** start EXTRACTED RECORDS **

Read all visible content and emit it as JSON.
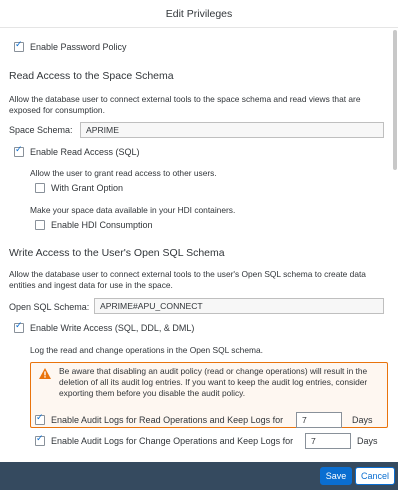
{
  "dialog": {
    "title": "Edit Privileges"
  },
  "password_policy": {
    "label": "Enable Password Policy",
    "checked": true
  },
  "read_access": {
    "title": "Read Access to the Space Schema",
    "description": "Allow the database user to connect external tools to the space schema and read views that are exposed for consumption.",
    "schema_label": "Space Schema:",
    "schema_value": "APRIME",
    "enable_read_label": "Enable Read Access (SQL)",
    "grant_description": "Allow the user to grant read access to other users.",
    "grant_option_label": "With Grant Option",
    "hdi_description": "Make your space data available in your HDI containers.",
    "hdi_label": "Enable HDI Consumption"
  },
  "write_access": {
    "title": "Write Access to the User's Open SQL Schema",
    "description": "Allow the database user to connect external tools to the user's Open SQL schema to create data entities and ingest data for use in the space.",
    "schema_label": "Open SQL Schema:",
    "schema_value": "APRIME#APU_CONNECT",
    "enable_write_label": "Enable Write Access (SQL, DDL, & DML)",
    "log_description": "Log the read and change operations in the Open SQL schema.",
    "warning_text": "Be aware that disabling an audit policy (read or change operations) will result in the deletion of all its audit log entries. If you want to keep the audit log entries, consider exporting them before you disable the audit policy.",
    "audit_read_label": "Enable Audit Logs for Read Operations and Keep Logs for",
    "audit_read_days": "7",
    "audit_change_label": "Enable Audit Logs for Change Operations and Keep Logs for",
    "audit_change_days": "7",
    "days_unit": "Days"
  },
  "footer": {
    "save_label": "Save",
    "cancel_label": "Cancel"
  },
  "colors": {
    "accent": "#0a6ed1",
    "footer_bg": "#354a5f",
    "warning_border": "#e9730c",
    "warning_bg": "#fef7f1"
  },
  "icons": {
    "warning": "warning-icon",
    "checkbox": "checkmark-icon"
  }
}
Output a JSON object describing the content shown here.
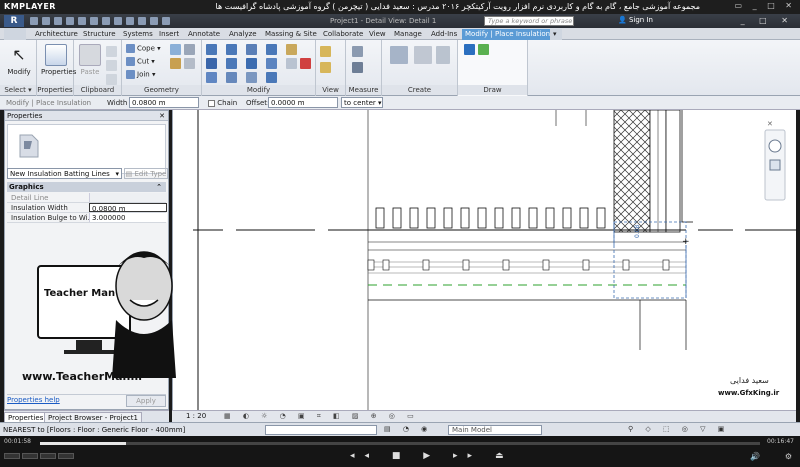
{
  "player": {
    "brand": "KMPLAYER",
    "title": "مجموعه آموزشی جامع ، گام به گام و کاربردی نرم افزار رویت آرکیتکچر ۲۰۱۶ مدرس : سعید فدایی ( تیچرمن ) گروه آموزشی پادشاه گرافیست ها",
    "time_elapsed": "00:01:58",
    "time_total": "00:16:47",
    "progress_fraction": 0.12
  },
  "revit": {
    "doc_title": "Project1 - Detail View: Detail 1",
    "search_placeholder": "Type a keyword or phrase",
    "sign_in": "Sign In",
    "tabs": [
      "Architecture",
      "Structure",
      "Systems",
      "Insert",
      "Annotate",
      "Analyze",
      "Massing & Site",
      "Collaborate",
      "View",
      "Manage",
      "Add-Ins",
      "Modify | Place Insulation"
    ],
    "ribbon": {
      "select_label": "Select",
      "modify_label": "Modify",
      "properties_label": "Properties",
      "clipboard_label": "Clipboard",
      "paste_label": "Paste",
      "geometry_label": "Geometry",
      "cope_label": "Cope",
      "cut_label": "Cut",
      "join_label": "Join",
      "modify_panel_label": "Modify",
      "view_label": "View",
      "measure_label": "Measure",
      "create_label": "Create",
      "draw_label": "Draw"
    },
    "options_bar": {
      "context": "Modify | Place Insulation",
      "width_label": "Width",
      "width_value": "0.0800 m",
      "chain_label": "Chain",
      "offset_label": "Offset:",
      "offset_value": "0.0000 m",
      "placement": "to center"
    },
    "properties": {
      "header": "Properties",
      "type": "New Insulation Batting Lines",
      "edit_type": "Edit Type",
      "section": "Graphics",
      "rows": [
        {
          "key": "Detail Line",
          "value": ""
        },
        {
          "key": "Insulation Width",
          "value": "0.0800 m"
        },
        {
          "key": "Insulation Bulge to Wi...",
          "value": "3.000000"
        }
      ],
      "help": "Properties help",
      "apply": "Apply"
    },
    "bottom_tabs": [
      "Properties",
      "Project Browser - Project1"
    ],
    "view": {
      "scale": "1 : 20",
      "dimension": "0.08"
    },
    "status": {
      "message": "NEAREST  to [Floors : Floor : Generic Floor - 400mm]",
      "model": "Main Model"
    }
  },
  "overlay": {
    "teacher_logo": "Teacher Man",
    "teacher_site": "www.TeacherMan.ir",
    "author_fa": "سعید فدایی",
    "gfx_site": "www.GfxKing.ir"
  }
}
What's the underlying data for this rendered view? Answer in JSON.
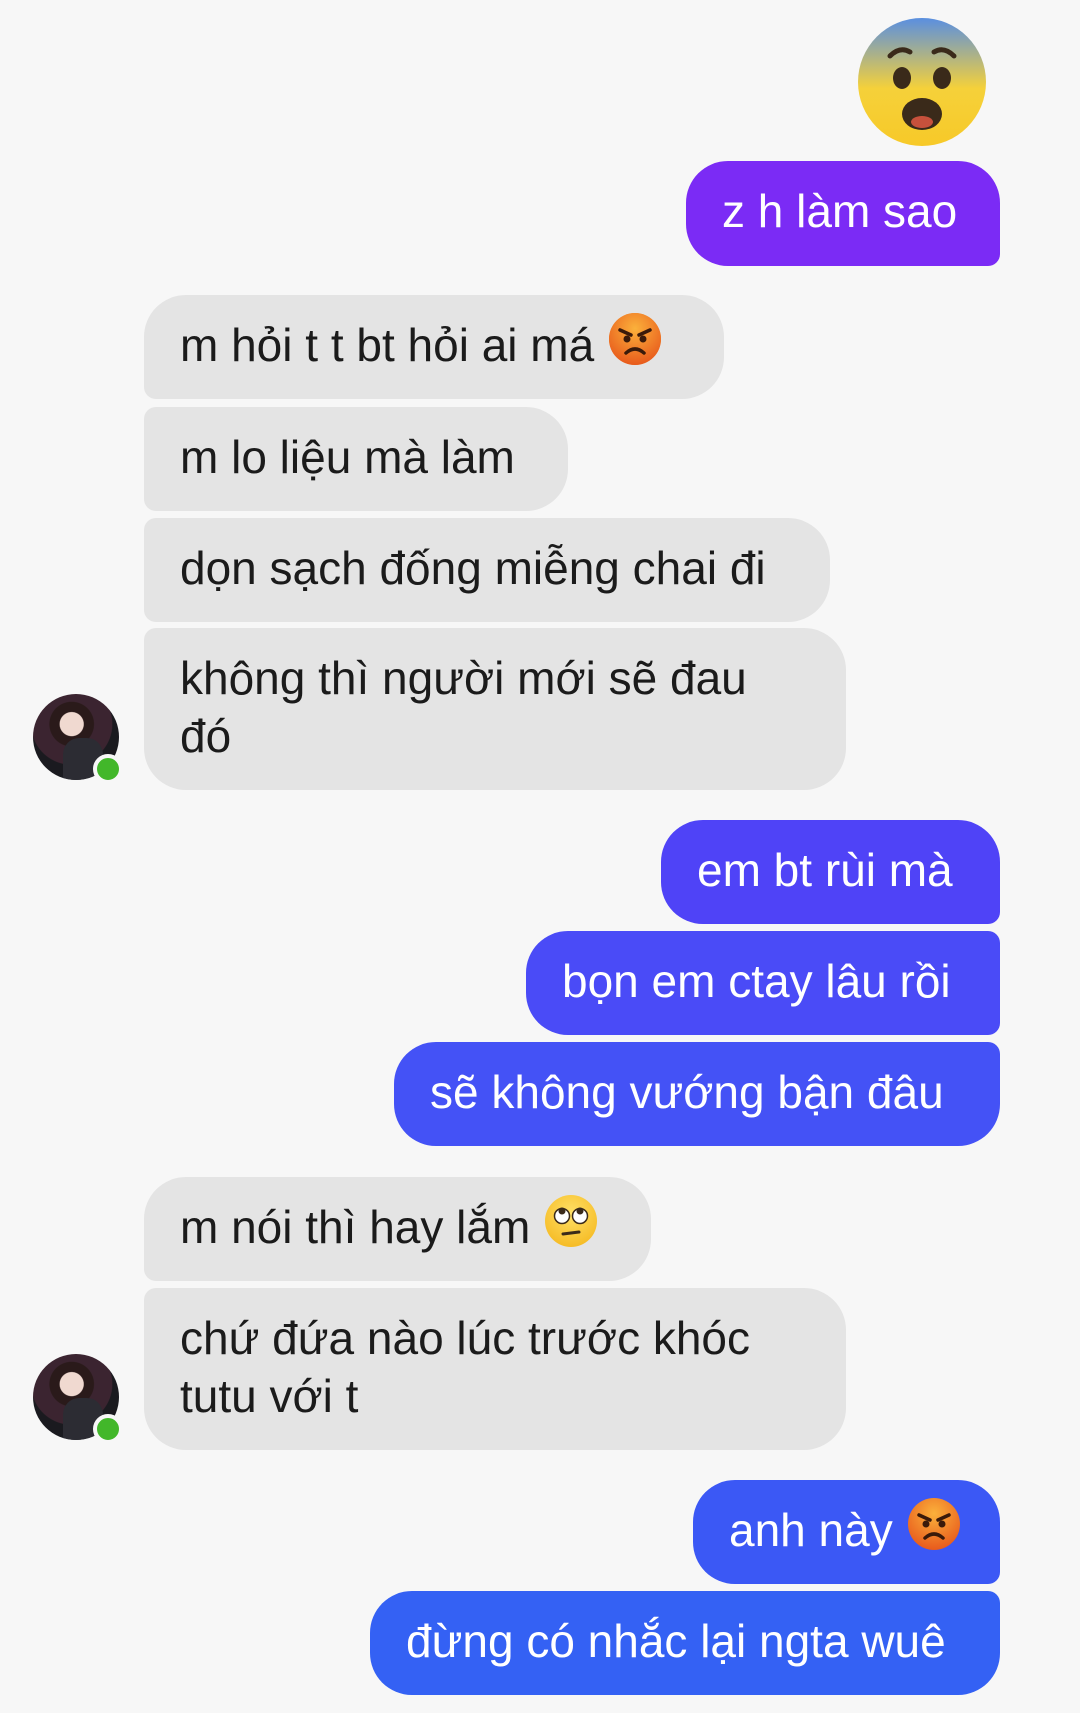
{
  "colors": {
    "received_bubble": "#e4e4e4",
    "sent_purple": "#7b2bf5",
    "sent_indigo": "#4f43f7",
    "sent_blue": "#3461f4",
    "online_dot": "#42b72a"
  },
  "big_emoji": "anxious-face-with-sweat",
  "messages": [
    {
      "side": "out",
      "text": "z h làm sao"
    },
    {
      "side": "in",
      "text": "m hỏi t t bt hỏi ai má",
      "emoji": "pouting-face"
    },
    {
      "side": "in",
      "text": "m lo liệu mà làm"
    },
    {
      "side": "in",
      "text": "dọn sạch đống miễng chai đi"
    },
    {
      "side": "in",
      "text": "không thì người mới sẽ đau đó"
    },
    {
      "side": "out",
      "text": "em bt rùi mà"
    },
    {
      "side": "out",
      "text": "bọn em ctay lâu rồi"
    },
    {
      "side": "out",
      "text": "sẽ không vướng bận đâu"
    },
    {
      "side": "in",
      "text": "m nói thì hay lắm",
      "emoji": "face-with-rolling-eyes"
    },
    {
      "side": "in",
      "text": "chứ đứa nào lúc trước khóc tutu với t"
    },
    {
      "side": "out",
      "text": "anh này",
      "emoji": "pouting-face"
    },
    {
      "side": "out",
      "text": "đừng có nhắc lại ngta wuê"
    }
  ]
}
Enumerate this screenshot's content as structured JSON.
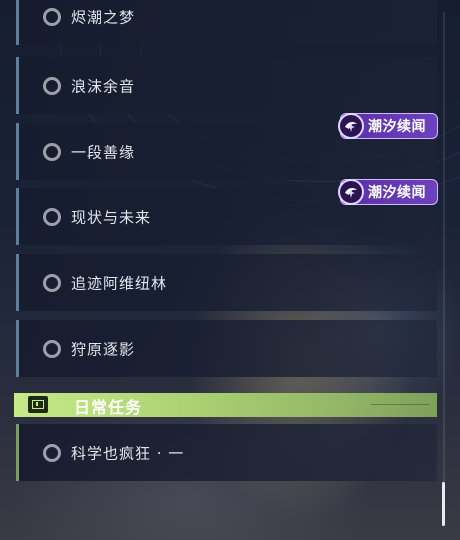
{
  "quests": [
    {
      "label": "烬潮之梦"
    },
    {
      "label": "浪沫余音"
    },
    {
      "label": "一段善缘"
    },
    {
      "label": "现状与未来"
    },
    {
      "label": "追迹阿维纽林"
    },
    {
      "label": "狩原逐影"
    }
  ],
  "badges": [
    {
      "label": "潮汐续闻"
    },
    {
      "label": "潮汐续闻"
    }
  ],
  "daily_section": {
    "title": "日常任务",
    "quests": [
      {
        "label": "科学也疯狂 · 一"
      }
    ]
  },
  "colors": {
    "accent_bar": "#5f7f99",
    "daily_accent": "#c6ea88",
    "badge_purple": "#6d42bf"
  },
  "icons": {
    "quest_status": "circle-outline-icon",
    "daily_header": "task-board-icon",
    "badge": "spark-swirl-icon"
  }
}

** end EXTRACTED RECORDS **

Find the lines containing "this" and pull them out.

• _FINISHED EXERCISE_:
What's the underlying data for this rendered view? Answer in JSON.
Enumerate this screenshot's content as structured JSON.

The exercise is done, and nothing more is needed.